:: Records for the exercise ::
---+---

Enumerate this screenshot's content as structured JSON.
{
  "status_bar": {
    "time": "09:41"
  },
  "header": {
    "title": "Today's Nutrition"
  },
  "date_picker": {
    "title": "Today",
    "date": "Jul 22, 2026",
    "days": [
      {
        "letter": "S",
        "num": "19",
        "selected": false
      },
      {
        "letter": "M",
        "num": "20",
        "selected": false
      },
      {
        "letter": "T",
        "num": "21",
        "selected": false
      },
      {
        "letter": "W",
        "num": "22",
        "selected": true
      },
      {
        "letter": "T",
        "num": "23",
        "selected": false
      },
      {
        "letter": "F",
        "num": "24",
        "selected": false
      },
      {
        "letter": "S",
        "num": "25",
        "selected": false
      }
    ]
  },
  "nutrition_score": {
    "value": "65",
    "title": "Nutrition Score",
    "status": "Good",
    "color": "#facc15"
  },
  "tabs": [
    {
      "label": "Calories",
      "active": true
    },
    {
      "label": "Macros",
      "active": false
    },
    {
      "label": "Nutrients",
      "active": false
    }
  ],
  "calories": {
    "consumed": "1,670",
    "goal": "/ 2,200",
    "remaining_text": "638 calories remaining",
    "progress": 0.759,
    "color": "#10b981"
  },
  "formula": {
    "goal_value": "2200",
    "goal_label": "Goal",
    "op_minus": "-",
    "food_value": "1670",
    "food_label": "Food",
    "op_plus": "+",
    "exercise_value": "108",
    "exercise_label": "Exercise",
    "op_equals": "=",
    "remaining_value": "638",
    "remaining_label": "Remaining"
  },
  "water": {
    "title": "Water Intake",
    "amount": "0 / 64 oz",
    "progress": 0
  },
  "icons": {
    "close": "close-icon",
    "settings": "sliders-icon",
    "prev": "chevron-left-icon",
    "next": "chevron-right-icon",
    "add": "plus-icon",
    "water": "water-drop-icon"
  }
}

---+---

:: Objective ::
Return every entry verbatim.

:: Response ::
Enumerate this screenshot's content as structured JSON.
{
  "status_bar": {
    "time": "09:41"
  },
  "header": {
    "title": "Today's Nutrition"
  },
  "date_picker": {
    "title": "Today",
    "date": "Jul 22, 2026",
    "days": [
      {
        "letter": "S",
        "num": "19",
        "selected": false
      },
      {
        "letter": "M",
        "num": "20",
        "selected": false
      },
      {
        "letter": "T",
        "num": "21",
        "selected": false
      },
      {
        "letter": "W",
        "num": "22",
        "selected": true
      },
      {
        "letter": "T",
        "num": "23",
        "selected": false
      },
      {
        "letter": "F",
        "num": "24",
        "selected": false
      },
      {
        "letter": "S",
        "num": "25",
        "selected": false
      }
    ]
  },
  "nutrition_score": {
    "value": "65",
    "title": "Nutrition Score",
    "status": "Good",
    "color": "#facc15"
  },
  "tabs": [
    {
      "label": "Calories",
      "active": true
    },
    {
      "label": "Macros",
      "active": false
    },
    {
      "label": "Nutrients",
      "active": false
    }
  ],
  "calories": {
    "consumed": "1,670",
    "goal": "/ 2,200",
    "remaining_text": "638 calories remaining",
    "progress": 0.759,
    "color": "#10b981"
  },
  "formula": {
    "goal_value": "2200",
    "goal_label": "Goal",
    "op_minus": "-",
    "food_value": "1670",
    "food_label": "Food",
    "op_plus": "+",
    "exercise_value": "108",
    "exercise_label": "Exercise",
    "op_equals": "=",
    "remaining_value": "638",
    "remaining_label": "Remaining"
  },
  "water": {
    "title": "Water Intake",
    "amount": "0 / 64 oz",
    "progress": 0
  },
  "icons": {
    "close": "close-icon",
    "settings": "sliders-icon",
    "prev": "chevron-left-icon",
    "next": "chevron-right-icon",
    "add": "plus-icon",
    "water": "water-drop-icon"
  }
}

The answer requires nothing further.